======== Excerpted records ========

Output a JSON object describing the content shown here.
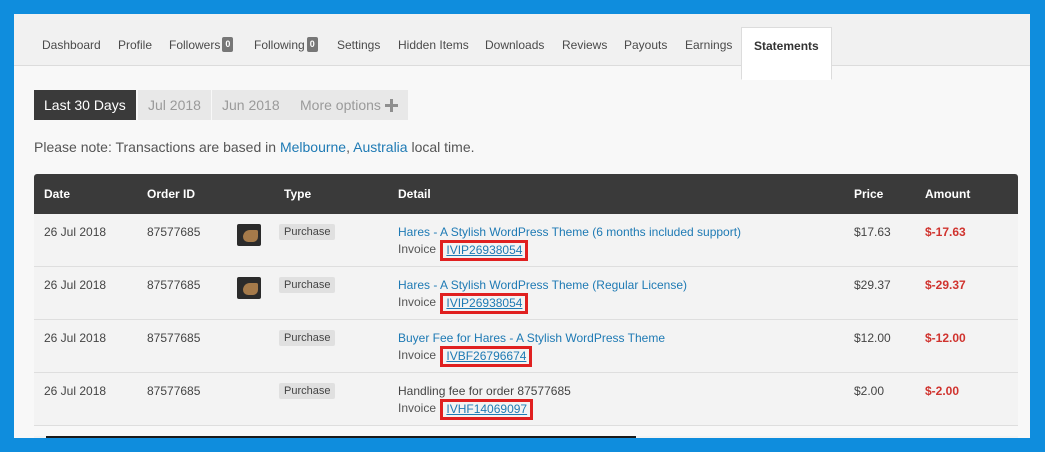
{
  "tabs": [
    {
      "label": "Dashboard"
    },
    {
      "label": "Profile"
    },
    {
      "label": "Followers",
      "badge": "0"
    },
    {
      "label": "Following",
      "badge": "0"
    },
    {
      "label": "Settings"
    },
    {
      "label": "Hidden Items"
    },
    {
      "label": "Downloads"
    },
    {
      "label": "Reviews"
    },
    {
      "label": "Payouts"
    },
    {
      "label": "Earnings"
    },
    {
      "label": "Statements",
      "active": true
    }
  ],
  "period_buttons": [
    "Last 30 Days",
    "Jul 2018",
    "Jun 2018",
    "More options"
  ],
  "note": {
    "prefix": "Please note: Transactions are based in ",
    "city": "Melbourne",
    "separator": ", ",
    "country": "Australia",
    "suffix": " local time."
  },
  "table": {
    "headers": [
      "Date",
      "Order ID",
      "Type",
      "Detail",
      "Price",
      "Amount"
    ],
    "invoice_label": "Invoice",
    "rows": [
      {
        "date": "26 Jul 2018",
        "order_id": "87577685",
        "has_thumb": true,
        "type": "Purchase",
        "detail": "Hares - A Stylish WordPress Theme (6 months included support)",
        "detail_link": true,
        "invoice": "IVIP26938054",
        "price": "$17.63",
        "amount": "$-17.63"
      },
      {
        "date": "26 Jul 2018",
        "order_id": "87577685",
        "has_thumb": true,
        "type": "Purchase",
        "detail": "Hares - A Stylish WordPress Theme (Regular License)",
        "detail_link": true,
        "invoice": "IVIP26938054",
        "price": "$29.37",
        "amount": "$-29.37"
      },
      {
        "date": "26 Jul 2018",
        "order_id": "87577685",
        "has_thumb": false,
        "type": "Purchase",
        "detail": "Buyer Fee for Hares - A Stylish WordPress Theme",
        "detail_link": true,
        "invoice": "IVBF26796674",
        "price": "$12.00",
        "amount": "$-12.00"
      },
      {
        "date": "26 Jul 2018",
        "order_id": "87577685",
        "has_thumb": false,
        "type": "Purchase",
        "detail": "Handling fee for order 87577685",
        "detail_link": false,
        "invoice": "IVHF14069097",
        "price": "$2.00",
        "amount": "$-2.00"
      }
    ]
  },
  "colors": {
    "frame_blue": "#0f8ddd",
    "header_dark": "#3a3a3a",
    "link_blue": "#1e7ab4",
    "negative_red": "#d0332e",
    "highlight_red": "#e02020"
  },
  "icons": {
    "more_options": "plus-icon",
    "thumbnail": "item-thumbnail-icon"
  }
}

========

● **Written request**: Every entry should be returned exactly as written, minus the pictures.

● **Finished task**:
Output a JSON object describing the content shown here.
{
  "tabs": [
    {
      "label": "Dashboard"
    },
    {
      "label": "Profile"
    },
    {
      "label": "Followers",
      "badge": "0"
    },
    {
      "label": "Following",
      "badge": "0"
    },
    {
      "label": "Settings"
    },
    {
      "label": "Hidden Items"
    },
    {
      "label": "Downloads"
    },
    {
      "label": "Reviews"
    },
    {
      "label": "Payouts"
    },
    {
      "label": "Earnings"
    },
    {
      "label": "Statements",
      "active": true
    }
  ],
  "period_buttons": [
    "Last 30 Days",
    "Jul 2018",
    "Jun 2018",
    "More options"
  ],
  "note": {
    "prefix": "Please note: Transactions are based in ",
    "city": "Melbourne",
    "separator": ", ",
    "country": "Australia",
    "suffix": " local time."
  },
  "table": {
    "headers": [
      "Date",
      "Order ID",
      "Type",
      "Detail",
      "Price",
      "Amount"
    ],
    "invoice_label": "Invoice",
    "rows": [
      {
        "date": "26 Jul 2018",
        "order_id": "87577685",
        "has_thumb": true,
        "type": "Purchase",
        "detail": "Hares - A Stylish WordPress Theme (6 months included support)",
        "detail_link": true,
        "invoice": "IVIP26938054",
        "price": "$17.63",
        "amount": "$-17.63"
      },
      {
        "date": "26 Jul 2018",
        "order_id": "87577685",
        "has_thumb": true,
        "type": "Purchase",
        "detail": "Hares - A Stylish WordPress Theme (Regular License)",
        "detail_link": true,
        "invoice": "IVIP26938054",
        "price": "$29.37",
        "amount": "$-29.37"
      },
      {
        "date": "26 Jul 2018",
        "order_id": "87577685",
        "has_thumb": false,
        "type": "Purchase",
        "detail": "Buyer Fee for Hares - A Stylish WordPress Theme",
        "detail_link": true,
        "invoice": "IVBF26796674",
        "price": "$12.00",
        "amount": "$-12.00"
      },
      {
        "date": "26 Jul 2018",
        "order_id": "87577685",
        "has_thumb": false,
        "type": "Purchase",
        "detail": "Handling fee for order 87577685",
        "detail_link": false,
        "invoice": "IVHF14069097",
        "price": "$2.00",
        "amount": "$-2.00"
      }
    ]
  },
  "colors": {
    "frame_blue": "#0f8ddd",
    "header_dark": "#3a3a3a",
    "link_blue": "#1e7ab4",
    "negative_red": "#d0332e",
    "highlight_red": "#e02020"
  },
  "icons": {
    "more_options": "plus-icon",
    "thumbnail": "item-thumbnail-icon"
  }
}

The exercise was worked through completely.